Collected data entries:
= = = =

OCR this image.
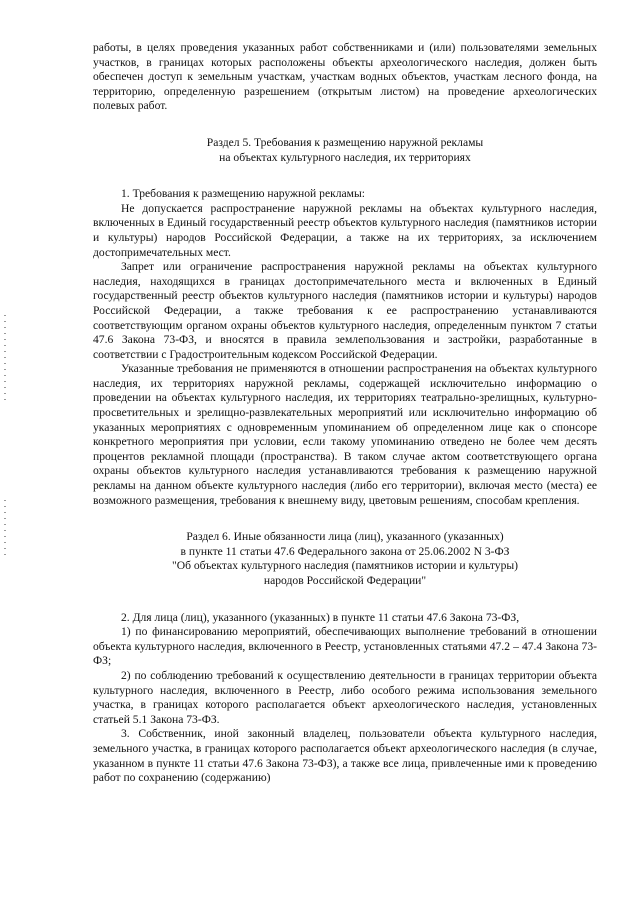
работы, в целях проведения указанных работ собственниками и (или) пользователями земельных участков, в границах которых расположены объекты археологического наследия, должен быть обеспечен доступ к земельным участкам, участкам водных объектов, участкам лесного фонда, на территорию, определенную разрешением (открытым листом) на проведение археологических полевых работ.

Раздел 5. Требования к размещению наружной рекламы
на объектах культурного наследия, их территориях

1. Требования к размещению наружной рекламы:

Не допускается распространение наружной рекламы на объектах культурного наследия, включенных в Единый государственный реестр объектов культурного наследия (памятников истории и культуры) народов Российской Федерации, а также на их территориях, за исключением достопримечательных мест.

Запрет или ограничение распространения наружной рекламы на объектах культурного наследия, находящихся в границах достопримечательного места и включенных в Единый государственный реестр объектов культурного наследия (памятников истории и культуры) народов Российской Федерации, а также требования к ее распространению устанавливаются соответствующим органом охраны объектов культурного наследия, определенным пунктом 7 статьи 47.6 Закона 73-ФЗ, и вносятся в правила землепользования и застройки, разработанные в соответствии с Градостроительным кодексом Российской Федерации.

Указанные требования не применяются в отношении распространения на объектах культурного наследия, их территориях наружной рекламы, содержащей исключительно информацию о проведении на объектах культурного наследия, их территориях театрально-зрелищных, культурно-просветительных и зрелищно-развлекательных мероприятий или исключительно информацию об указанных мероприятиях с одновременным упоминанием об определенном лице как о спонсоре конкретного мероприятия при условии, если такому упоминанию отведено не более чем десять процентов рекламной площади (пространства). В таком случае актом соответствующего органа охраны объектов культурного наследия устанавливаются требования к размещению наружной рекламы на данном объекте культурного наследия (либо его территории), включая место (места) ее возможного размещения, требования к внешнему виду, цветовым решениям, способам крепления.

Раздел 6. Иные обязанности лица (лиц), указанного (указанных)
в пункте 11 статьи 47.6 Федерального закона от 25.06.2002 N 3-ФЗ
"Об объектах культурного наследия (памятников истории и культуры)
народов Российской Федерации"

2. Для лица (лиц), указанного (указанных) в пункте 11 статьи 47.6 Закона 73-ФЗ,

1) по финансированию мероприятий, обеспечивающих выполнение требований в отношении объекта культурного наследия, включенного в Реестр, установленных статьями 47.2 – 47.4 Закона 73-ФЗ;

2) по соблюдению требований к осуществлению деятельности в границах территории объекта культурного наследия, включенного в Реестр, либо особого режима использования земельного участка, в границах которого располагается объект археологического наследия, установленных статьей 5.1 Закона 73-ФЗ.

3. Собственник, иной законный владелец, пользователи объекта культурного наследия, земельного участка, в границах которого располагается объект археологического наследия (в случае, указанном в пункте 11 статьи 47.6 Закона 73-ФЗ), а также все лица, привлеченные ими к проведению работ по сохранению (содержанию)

= = = =

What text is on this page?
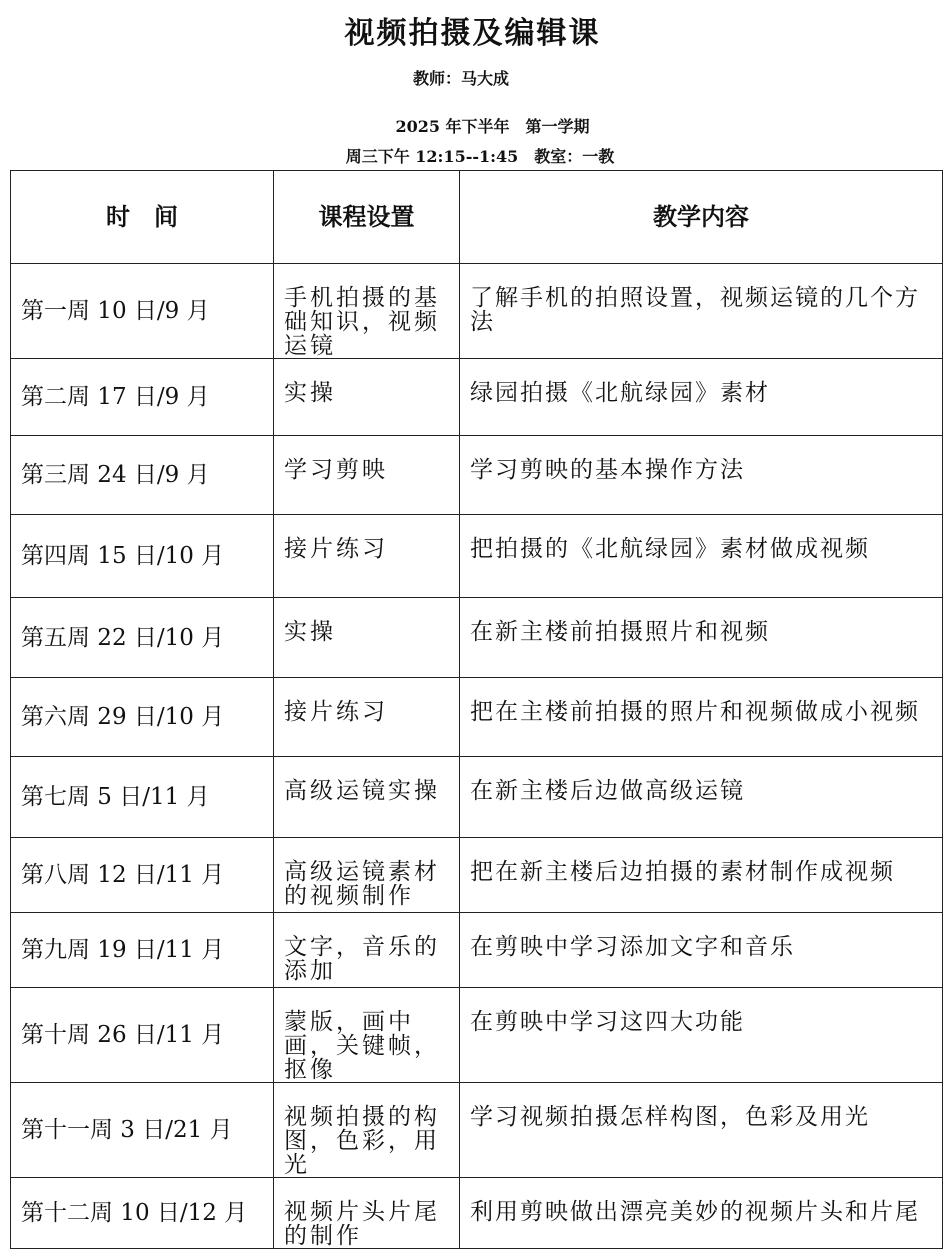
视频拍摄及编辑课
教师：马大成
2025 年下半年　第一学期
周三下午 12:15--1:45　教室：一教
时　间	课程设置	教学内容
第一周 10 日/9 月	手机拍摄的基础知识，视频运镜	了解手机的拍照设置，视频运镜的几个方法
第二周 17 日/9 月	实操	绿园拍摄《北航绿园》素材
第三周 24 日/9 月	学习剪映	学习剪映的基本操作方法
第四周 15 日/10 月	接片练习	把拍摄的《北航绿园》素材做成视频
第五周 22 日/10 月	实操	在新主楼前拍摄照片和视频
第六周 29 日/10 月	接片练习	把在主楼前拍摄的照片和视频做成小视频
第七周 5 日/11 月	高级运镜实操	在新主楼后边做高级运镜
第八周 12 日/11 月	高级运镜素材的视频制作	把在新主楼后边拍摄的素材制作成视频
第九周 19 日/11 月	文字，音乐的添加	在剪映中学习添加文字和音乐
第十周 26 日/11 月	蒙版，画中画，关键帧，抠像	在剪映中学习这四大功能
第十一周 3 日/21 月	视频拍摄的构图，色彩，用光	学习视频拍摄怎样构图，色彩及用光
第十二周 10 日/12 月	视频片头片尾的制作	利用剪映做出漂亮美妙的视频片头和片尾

= = = =

### [PROBLEM STATEMENT]
Write out every line from the entries where "接片练习" appears.

### [PROBLEM SOLUTION]
第四周 15 日/10 月	接片练习	把拍摄的《北航绿园》素材做成视频
第六周 29 日/10 月	接片练习	把在主楼前拍摄的照片和视频做成小视频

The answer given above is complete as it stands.